>> begin Raw records

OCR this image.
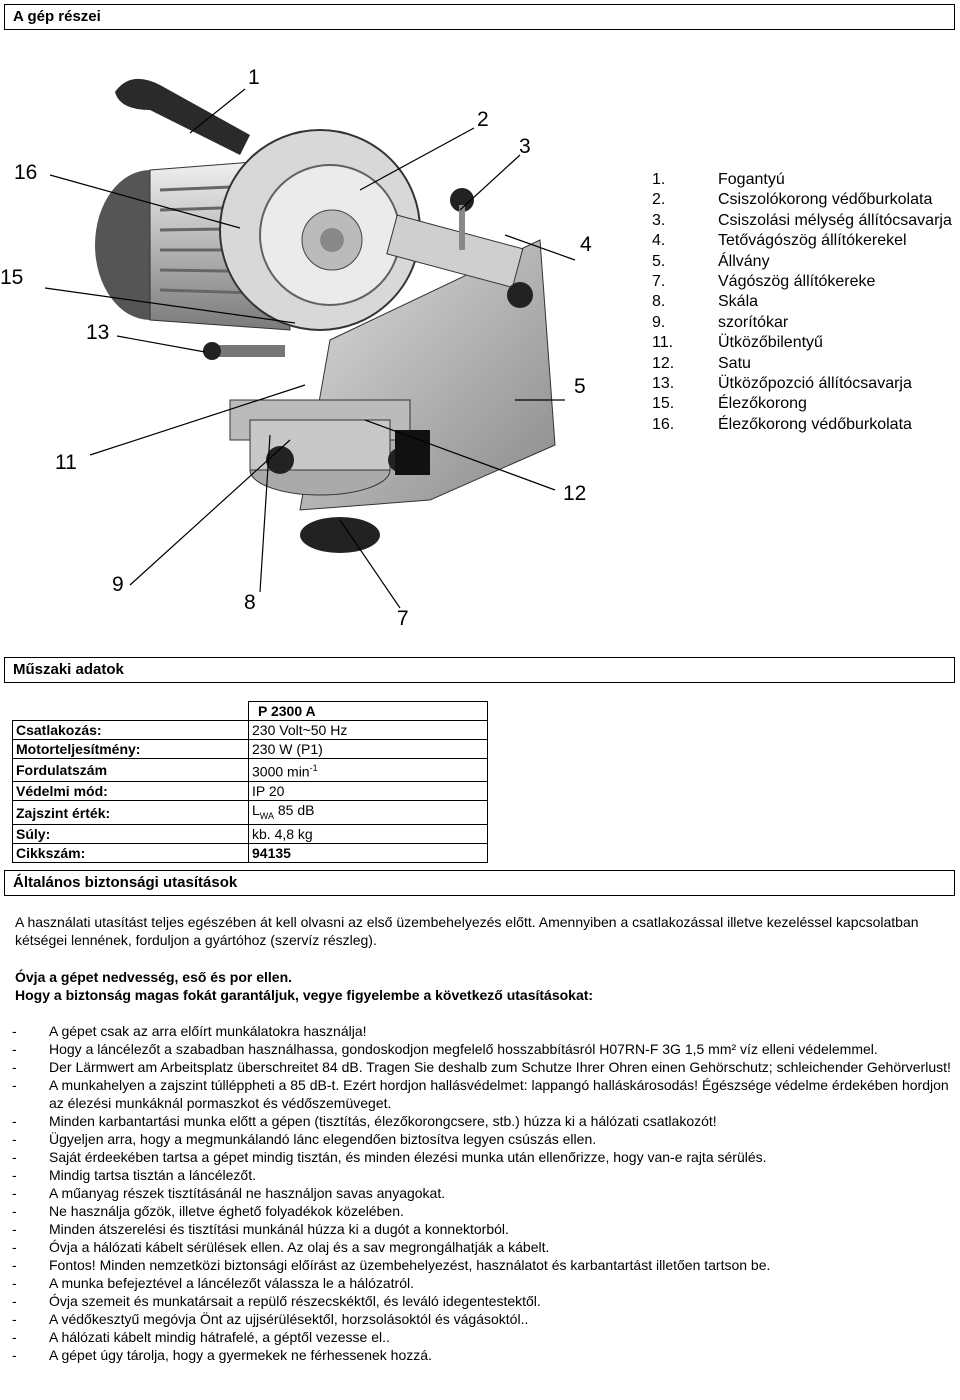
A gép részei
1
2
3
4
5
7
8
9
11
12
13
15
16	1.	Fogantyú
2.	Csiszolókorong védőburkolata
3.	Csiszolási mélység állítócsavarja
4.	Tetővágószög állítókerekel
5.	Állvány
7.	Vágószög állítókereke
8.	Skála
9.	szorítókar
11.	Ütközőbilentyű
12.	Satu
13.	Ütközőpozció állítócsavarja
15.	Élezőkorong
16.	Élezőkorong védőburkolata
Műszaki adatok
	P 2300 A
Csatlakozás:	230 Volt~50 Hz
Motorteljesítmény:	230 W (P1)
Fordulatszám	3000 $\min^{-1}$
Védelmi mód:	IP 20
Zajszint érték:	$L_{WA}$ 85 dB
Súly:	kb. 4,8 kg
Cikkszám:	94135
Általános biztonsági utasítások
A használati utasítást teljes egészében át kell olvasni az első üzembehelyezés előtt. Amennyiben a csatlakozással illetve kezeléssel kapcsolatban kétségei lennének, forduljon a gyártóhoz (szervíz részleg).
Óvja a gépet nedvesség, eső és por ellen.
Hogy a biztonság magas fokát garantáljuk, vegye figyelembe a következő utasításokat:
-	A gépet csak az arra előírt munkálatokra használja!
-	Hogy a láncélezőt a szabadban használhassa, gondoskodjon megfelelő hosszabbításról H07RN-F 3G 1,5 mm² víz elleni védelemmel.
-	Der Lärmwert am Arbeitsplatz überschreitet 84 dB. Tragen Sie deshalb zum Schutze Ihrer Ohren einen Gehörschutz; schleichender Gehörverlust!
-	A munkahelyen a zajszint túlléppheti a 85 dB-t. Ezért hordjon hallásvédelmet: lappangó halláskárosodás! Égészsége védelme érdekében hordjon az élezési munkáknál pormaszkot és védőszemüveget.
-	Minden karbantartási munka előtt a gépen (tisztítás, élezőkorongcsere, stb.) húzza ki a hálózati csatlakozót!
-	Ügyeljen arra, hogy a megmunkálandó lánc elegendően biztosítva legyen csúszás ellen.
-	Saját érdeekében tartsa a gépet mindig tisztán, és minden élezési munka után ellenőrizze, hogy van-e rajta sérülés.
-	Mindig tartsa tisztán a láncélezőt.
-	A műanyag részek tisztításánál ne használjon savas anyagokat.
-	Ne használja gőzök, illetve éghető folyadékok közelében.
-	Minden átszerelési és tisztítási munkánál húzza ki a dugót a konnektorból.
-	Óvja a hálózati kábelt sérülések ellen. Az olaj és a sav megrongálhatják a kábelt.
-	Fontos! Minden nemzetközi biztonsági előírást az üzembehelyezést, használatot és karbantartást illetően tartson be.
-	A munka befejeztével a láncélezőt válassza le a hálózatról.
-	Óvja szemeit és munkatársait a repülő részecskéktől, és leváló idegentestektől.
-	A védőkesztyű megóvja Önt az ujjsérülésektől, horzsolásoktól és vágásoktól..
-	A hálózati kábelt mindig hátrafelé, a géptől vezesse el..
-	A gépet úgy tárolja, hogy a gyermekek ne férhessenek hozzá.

>> end Raw records

Given exercise — Pictures are to be left out; repeat all the remaining data exactly.

Output of the task —
OCR this image.
A gép részei
1
2
3
4
5
7
8
9
11
12
13
15
16	1.	Fogantyú
2.	Csiszolókorong védőburkolata
3.	Csiszolási mélység állítócsavarja
4.	Tetővágószög állítókerekel
5.	Állvány
7.	Vágószög állítókereke
8.	Skála
9.	szorítókar
11.	Ütközőbilentyű
12.	Satu
13.	Ütközőpozció állítócsavarja
15.	Élezőkorong
16.	Élezőkorong védőburkolata
Műszaki adatok
	P 2300 A
Csatlakozás:	230 Volt~50 Hz
Motorteljesítmény:	230 W (P1)
Fordulatszám	3000 $\min^{-1}$
Védelmi mód:	IP 20
Zajszint érték:	$L_{WA}$ 85 dB
Súly:	kb. 4,8 kg
Cikkszám:	94135
Általános biztonsági utasítások
A használati utasítást teljes egészében át kell olvasni az első üzembehelyezés előtt. Amennyiben a csatlakozással illetve kezeléssel kapcsolatban kétségei lennének, forduljon a gyártóhoz (szervíz részleg).
Óvja a gépet nedvesség, eső és por ellen.
Hogy a biztonság magas fokát garantáljuk, vegye figyelembe a következő utasításokat:
-	A gépet csak az arra előírt munkálatokra használja!
-	Hogy a láncélezőt a szabadban használhassa, gondoskodjon megfelelő hosszabbításról H07RN-F 3G 1,5 mm² víz elleni védelemmel.
-	Der Lärmwert am Arbeitsplatz überschreitet 84 dB. Tragen Sie deshalb zum Schutze Ihrer Ohren einen Gehörschutz; schleichender Gehörverlust!
-	A munkahelyen a zajszint túlléppheti a 85 dB-t. Ezért hordjon hallásvédelmet: lappangó halláskárosodás! Égészsége védelme érdekében hordjon az élezési munkáknál pormaszkot és védőszemüveget.
-	Minden karbantartási munka előtt a gépen (tisztítás, élezőkorongcsere, stb.) húzza ki a hálózati csatlakozót!
-	Ügyeljen arra, hogy a megmunkálandó lánc elegendően biztosítva legyen csúszás ellen.
-	Saját érdeekében tartsa a gépet mindig tisztán, és minden élezési munka után ellenőrizze, hogy van-e rajta sérülés.
-	Mindig tartsa tisztán a láncélezőt.
-	A műanyag részek tisztításánál ne használjon savas anyagokat.
-	Ne használja gőzök, illetve éghető folyadékok közelében.
-	Minden átszerelési és tisztítási munkánál húzza ki a dugót a konnektorból.
-	Óvja a hálózati kábelt sérülések ellen. Az olaj és a sav megrongálhatják a kábelt.
-	Fontos! Minden nemzetközi biztonsági előírást az üzembehelyezést, használatot és karbantartást illetően tartson be.
-	A munka befejeztével a láncélezőt válassza le a hálózatról.
-	Óvja szemeit és munkatársait a repülő részecskéktől, és leváló idegentestektől.
-	A védőkesztyű megóvja Önt az ujjsérülésektől, horzsolásoktól és vágásoktól..
-	A hálózati kábelt mindig hátrafelé, a géptől vezesse el..
-	A gépet úgy tárolja, hogy a gyermekek ne férhessenek hozzá.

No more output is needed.